--- Start INPUT RECORDS ---
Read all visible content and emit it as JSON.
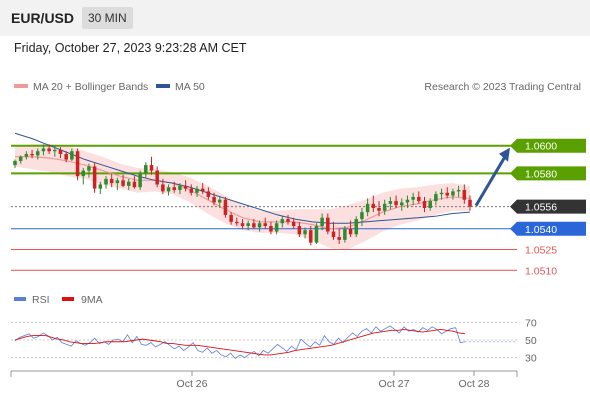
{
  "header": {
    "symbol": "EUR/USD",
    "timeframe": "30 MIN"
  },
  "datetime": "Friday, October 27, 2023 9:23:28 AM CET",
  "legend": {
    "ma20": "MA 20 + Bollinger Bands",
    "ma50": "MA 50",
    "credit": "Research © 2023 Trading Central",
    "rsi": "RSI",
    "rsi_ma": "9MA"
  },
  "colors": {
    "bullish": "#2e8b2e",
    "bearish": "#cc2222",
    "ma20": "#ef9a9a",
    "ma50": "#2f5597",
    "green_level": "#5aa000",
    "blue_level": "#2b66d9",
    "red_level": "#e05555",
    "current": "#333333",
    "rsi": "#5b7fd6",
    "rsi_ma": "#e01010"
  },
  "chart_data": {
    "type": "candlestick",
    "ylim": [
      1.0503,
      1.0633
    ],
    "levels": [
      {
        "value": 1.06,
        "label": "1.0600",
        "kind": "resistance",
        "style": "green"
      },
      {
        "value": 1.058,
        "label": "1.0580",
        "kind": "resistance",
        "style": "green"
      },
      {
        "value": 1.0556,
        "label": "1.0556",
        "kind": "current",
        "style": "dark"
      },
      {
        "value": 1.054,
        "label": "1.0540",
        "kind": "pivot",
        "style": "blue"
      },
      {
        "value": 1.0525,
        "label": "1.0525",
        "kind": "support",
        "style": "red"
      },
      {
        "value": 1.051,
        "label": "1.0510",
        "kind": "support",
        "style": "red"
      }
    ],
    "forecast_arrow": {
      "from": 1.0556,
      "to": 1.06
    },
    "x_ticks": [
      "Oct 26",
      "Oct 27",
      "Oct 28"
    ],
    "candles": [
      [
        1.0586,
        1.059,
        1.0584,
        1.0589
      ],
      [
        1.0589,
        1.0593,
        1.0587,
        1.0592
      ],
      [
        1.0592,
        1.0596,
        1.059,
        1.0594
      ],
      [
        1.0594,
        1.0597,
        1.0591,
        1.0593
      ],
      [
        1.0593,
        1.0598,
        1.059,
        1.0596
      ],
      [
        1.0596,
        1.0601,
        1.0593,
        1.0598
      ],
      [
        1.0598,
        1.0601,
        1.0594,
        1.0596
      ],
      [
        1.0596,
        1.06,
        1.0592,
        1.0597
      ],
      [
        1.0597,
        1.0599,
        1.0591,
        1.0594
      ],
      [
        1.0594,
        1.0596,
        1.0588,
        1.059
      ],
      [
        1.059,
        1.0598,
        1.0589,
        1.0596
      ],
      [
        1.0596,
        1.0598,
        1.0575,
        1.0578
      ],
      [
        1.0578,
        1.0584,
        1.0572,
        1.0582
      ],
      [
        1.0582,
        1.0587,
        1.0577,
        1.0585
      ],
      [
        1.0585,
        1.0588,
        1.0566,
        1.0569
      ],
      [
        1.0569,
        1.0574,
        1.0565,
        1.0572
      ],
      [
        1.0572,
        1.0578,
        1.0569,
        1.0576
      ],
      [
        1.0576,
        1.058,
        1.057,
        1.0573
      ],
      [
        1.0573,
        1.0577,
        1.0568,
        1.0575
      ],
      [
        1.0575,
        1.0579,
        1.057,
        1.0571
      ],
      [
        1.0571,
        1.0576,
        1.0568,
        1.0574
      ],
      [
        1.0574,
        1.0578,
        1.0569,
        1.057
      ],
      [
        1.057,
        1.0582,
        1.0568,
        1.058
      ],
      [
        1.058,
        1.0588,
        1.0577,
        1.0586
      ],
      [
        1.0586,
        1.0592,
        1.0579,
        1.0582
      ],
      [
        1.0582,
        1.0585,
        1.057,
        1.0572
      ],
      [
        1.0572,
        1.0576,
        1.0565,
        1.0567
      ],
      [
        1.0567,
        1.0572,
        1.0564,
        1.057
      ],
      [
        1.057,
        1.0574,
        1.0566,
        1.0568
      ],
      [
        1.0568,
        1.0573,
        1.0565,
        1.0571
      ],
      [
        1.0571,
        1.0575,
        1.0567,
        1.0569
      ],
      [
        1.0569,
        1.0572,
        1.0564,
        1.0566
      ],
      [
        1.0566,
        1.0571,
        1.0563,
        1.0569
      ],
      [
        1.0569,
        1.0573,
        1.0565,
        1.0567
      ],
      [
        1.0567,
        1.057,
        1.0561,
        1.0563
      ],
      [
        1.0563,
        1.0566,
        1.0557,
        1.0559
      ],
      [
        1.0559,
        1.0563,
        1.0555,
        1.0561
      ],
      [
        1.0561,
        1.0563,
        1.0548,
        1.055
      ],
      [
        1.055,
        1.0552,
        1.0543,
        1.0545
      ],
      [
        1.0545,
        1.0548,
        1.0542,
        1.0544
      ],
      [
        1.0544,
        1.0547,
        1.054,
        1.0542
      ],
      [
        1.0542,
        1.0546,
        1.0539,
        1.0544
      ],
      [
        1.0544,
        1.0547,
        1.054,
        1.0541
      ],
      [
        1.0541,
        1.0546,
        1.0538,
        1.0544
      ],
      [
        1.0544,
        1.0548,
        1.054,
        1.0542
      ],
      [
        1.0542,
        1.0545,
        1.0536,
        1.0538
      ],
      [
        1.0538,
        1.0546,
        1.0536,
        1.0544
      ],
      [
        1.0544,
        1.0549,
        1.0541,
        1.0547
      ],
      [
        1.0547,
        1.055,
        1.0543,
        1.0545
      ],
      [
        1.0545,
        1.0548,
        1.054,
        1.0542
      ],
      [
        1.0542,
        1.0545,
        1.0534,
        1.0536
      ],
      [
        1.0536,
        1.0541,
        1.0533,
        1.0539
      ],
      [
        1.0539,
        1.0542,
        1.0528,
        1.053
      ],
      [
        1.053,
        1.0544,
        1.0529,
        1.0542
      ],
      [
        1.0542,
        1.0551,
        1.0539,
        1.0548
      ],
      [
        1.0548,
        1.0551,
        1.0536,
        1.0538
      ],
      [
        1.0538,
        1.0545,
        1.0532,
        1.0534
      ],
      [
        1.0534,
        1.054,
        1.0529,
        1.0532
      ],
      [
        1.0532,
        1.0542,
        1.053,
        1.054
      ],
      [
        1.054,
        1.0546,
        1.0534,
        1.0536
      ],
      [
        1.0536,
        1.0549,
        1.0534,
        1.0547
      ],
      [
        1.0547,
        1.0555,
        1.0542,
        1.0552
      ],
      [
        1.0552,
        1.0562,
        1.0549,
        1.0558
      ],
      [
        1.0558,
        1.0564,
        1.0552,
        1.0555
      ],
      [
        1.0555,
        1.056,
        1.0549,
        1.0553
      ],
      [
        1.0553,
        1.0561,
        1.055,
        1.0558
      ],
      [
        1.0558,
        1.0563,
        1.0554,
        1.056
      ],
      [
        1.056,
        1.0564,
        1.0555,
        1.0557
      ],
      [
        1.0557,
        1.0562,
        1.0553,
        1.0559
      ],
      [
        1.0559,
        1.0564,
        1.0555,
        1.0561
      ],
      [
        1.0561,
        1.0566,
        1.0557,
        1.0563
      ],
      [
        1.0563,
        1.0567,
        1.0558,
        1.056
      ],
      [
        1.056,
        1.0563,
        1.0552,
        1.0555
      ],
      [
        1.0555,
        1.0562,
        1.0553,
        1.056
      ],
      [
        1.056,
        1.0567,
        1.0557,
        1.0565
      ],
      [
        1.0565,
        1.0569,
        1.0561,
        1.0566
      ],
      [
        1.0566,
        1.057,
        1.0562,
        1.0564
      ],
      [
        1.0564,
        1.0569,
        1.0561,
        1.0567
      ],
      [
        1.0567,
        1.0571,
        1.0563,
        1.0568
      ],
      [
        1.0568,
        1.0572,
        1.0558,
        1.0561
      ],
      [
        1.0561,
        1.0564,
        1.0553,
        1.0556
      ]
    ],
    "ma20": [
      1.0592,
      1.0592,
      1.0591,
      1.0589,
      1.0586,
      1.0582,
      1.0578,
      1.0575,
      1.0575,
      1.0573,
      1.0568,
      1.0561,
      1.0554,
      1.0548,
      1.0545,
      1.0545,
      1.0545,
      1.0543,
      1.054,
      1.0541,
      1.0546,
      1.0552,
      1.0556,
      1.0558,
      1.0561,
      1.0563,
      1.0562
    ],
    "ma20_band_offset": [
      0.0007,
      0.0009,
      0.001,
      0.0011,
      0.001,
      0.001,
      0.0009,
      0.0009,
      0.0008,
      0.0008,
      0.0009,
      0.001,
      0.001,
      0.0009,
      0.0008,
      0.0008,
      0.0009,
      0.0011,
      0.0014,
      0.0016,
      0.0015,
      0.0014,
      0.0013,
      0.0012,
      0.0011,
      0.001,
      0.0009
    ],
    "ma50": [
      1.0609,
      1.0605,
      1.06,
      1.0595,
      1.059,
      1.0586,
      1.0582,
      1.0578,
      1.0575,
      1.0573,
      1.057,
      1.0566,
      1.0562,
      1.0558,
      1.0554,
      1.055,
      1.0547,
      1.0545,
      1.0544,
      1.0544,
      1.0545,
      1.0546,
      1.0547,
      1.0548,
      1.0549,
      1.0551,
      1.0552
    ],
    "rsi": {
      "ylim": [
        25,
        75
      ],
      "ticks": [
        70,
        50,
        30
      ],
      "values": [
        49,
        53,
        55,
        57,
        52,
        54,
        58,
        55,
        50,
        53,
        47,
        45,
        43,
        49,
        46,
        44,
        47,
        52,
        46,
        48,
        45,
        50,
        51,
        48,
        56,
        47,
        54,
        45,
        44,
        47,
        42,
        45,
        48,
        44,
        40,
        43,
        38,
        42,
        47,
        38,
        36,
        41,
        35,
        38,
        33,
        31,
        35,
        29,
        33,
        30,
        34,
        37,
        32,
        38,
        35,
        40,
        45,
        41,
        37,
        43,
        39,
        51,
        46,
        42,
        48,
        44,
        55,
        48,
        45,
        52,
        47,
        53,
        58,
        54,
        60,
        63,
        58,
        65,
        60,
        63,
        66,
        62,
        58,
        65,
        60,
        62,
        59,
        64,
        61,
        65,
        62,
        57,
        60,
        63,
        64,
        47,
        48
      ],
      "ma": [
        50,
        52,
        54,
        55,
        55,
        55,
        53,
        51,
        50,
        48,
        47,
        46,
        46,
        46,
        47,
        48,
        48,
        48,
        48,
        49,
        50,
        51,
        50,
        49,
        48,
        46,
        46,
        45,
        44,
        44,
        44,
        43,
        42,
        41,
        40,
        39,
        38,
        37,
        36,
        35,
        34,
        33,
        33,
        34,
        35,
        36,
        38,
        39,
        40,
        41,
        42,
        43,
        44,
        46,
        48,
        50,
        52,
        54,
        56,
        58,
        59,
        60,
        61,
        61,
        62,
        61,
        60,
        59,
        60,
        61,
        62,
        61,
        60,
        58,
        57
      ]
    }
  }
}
--- End INPUT RECORDS ---
**DIRECTIONS FOR THIS TASK**
Scan the material above for the word "label". Copy each line where it occurs.

**RESPONSE**
        "label": "1.0600",
        "label": "1.0580",
        "label": "1.0556",
        "label": "1.0540",
        "label": "1.0525",
        "label": "1.0510",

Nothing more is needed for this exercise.